Your objective.
Which lines hold the word "省公司下发的"? Copy each of them.

------ Data supplied ------

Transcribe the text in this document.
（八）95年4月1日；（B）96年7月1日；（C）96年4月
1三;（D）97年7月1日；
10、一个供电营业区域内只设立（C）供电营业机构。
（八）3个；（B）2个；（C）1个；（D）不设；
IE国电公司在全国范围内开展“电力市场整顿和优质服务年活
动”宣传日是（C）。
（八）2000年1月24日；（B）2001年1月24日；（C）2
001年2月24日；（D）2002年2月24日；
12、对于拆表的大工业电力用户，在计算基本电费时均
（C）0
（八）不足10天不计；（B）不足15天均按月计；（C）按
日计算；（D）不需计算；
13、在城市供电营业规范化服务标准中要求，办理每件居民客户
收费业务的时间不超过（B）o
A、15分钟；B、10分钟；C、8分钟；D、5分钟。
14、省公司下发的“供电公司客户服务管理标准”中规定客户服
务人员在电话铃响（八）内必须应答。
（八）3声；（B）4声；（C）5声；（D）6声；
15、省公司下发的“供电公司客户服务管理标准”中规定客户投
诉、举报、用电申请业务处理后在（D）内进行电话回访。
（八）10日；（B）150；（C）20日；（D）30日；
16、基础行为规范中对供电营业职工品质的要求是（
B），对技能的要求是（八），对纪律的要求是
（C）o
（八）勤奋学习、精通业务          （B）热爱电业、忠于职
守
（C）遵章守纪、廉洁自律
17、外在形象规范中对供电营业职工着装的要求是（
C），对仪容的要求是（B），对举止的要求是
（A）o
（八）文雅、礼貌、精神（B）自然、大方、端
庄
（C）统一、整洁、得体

------

Right answer.
14、省公司下发的“供电公司客户服务管理标准”中规定客户服
15、省公司下发的“供电公司客户服务管理标准”中规定客户投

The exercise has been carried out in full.